╭─ Record excerpts

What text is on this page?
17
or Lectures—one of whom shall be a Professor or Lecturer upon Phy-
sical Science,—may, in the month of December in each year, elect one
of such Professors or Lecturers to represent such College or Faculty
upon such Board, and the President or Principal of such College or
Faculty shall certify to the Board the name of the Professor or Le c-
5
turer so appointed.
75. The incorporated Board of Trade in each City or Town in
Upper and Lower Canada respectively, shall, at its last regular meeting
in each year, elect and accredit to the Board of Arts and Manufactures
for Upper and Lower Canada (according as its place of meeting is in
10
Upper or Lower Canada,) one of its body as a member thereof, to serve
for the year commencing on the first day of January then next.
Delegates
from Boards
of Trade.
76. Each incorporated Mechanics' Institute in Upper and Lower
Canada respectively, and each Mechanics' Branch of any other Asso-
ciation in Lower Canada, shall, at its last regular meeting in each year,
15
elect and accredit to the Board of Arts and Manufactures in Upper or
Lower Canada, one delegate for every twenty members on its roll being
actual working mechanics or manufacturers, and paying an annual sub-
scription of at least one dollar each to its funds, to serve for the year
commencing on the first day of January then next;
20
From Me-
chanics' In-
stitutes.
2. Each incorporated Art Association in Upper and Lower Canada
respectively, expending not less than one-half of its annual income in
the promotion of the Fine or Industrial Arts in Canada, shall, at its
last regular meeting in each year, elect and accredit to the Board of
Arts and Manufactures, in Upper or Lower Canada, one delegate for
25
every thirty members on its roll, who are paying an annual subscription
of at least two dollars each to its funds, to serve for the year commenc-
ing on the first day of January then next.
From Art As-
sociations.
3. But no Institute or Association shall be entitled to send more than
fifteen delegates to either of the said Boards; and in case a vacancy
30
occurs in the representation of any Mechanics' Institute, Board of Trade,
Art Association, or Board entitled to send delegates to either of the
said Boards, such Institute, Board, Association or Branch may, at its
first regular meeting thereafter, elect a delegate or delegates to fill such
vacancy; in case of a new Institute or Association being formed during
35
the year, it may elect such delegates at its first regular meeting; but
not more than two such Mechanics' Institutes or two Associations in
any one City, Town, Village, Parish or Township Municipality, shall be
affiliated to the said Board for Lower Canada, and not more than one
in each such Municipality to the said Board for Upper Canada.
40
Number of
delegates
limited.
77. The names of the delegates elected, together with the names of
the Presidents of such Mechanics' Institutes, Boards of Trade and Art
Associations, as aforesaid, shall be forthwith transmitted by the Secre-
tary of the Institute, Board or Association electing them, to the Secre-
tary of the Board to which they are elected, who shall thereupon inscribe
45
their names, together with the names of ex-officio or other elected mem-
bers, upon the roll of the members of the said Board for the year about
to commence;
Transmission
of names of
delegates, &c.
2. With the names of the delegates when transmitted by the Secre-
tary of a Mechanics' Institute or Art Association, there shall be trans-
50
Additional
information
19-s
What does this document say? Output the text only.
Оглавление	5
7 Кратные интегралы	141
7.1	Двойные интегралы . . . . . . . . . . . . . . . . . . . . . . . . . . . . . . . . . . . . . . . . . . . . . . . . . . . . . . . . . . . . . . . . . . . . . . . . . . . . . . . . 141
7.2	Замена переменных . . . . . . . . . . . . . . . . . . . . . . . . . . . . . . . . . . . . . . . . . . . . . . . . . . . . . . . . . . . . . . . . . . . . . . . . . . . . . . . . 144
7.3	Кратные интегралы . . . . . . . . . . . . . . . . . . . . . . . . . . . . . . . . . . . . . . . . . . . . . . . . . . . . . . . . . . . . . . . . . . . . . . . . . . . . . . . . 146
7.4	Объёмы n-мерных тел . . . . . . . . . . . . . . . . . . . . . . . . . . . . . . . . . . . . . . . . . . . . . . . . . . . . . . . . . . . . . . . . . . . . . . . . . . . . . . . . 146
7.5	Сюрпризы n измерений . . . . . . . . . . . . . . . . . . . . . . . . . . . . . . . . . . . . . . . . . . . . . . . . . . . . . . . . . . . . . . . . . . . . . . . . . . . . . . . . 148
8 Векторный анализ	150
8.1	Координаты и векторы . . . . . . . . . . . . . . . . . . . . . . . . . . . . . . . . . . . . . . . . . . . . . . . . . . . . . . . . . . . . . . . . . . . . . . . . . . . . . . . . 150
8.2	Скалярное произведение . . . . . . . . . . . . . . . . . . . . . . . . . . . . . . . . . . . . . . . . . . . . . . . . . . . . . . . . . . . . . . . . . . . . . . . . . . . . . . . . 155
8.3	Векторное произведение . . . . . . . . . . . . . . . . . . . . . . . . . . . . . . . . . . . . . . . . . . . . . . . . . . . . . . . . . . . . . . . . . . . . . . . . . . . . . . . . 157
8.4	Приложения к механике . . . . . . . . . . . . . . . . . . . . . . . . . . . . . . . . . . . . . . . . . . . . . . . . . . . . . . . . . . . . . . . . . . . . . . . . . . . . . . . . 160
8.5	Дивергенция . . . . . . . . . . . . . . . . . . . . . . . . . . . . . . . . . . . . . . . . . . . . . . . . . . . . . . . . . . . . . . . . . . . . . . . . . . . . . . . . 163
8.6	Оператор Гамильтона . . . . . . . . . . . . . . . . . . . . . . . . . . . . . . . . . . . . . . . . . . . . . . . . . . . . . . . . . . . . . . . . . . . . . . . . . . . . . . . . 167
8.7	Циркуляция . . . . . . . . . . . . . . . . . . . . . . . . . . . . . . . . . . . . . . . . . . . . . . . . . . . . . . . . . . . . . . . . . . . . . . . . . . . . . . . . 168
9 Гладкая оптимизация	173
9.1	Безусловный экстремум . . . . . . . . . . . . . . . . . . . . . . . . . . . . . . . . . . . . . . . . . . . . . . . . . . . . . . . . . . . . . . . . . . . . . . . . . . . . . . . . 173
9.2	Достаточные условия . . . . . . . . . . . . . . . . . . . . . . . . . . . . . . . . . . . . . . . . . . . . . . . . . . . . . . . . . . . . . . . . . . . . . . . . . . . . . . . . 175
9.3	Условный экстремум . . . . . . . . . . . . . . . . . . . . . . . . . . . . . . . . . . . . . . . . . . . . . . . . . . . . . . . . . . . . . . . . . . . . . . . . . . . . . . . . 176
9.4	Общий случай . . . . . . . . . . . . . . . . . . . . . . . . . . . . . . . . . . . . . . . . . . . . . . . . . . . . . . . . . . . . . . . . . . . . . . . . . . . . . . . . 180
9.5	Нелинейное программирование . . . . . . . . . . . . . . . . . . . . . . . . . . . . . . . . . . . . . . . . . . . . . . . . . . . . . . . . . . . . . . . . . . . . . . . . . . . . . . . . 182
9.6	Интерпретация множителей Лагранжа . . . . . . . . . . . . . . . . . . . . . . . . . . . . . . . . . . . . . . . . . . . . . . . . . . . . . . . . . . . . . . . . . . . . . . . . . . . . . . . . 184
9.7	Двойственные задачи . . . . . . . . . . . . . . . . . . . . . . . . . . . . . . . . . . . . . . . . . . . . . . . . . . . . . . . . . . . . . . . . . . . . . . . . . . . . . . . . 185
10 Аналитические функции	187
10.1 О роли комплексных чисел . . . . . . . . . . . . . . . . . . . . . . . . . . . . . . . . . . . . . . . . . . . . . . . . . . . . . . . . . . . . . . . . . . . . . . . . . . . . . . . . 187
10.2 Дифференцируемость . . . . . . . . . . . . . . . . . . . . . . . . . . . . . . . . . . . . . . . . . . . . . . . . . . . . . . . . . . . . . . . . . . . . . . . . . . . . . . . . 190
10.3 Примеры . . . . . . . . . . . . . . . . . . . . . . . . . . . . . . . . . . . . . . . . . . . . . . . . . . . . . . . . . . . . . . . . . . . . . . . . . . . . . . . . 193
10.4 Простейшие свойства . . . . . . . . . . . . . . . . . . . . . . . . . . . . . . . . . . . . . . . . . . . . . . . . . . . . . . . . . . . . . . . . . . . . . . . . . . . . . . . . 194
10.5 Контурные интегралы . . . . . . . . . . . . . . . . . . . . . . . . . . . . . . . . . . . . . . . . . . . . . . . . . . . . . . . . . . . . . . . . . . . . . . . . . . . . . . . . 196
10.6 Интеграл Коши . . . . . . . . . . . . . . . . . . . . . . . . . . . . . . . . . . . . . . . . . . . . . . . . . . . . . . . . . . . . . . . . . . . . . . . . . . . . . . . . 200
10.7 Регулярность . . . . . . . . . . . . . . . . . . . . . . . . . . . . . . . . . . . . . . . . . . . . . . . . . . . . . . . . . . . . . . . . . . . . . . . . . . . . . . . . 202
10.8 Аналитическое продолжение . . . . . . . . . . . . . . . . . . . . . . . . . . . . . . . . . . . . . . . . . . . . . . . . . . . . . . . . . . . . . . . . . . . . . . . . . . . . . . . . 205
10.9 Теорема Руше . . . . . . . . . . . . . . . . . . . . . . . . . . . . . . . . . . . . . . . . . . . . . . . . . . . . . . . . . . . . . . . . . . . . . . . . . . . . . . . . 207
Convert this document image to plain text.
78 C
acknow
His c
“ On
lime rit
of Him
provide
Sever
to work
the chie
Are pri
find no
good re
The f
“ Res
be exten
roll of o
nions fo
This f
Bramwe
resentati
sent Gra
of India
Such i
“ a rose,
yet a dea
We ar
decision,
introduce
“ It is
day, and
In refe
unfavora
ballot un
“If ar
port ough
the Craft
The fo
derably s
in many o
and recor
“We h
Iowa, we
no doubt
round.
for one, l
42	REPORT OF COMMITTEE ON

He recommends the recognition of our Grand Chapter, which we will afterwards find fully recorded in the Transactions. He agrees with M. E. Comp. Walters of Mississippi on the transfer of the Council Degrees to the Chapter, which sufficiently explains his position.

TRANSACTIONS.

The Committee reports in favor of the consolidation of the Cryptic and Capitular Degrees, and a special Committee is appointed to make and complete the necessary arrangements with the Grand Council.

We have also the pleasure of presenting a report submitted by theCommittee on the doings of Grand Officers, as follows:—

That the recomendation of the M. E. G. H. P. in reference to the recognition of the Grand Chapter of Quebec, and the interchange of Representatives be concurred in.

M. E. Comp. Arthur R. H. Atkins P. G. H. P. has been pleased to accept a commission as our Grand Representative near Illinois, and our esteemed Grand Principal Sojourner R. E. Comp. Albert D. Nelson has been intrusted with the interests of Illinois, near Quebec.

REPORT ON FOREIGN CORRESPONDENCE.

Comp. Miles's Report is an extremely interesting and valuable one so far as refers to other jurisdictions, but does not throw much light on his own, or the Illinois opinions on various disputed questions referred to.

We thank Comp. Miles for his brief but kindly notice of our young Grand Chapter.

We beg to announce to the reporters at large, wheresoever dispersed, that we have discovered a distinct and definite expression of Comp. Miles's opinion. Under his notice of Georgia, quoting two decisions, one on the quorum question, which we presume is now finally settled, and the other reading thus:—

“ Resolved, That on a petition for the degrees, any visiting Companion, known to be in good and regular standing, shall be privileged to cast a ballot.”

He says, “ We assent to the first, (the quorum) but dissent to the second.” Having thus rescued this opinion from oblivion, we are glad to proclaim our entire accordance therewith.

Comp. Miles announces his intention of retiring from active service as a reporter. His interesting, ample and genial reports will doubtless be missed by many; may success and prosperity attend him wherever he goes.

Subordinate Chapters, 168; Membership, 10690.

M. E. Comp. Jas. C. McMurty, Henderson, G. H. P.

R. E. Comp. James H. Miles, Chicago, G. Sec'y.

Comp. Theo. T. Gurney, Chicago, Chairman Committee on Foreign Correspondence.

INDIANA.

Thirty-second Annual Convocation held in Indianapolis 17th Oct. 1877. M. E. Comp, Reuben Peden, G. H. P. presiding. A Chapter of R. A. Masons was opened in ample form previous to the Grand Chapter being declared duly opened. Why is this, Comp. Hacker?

╰─

*Task to carry out:*
State how many lines of the data include the word "respectively", with nothing else.

*Result:*
3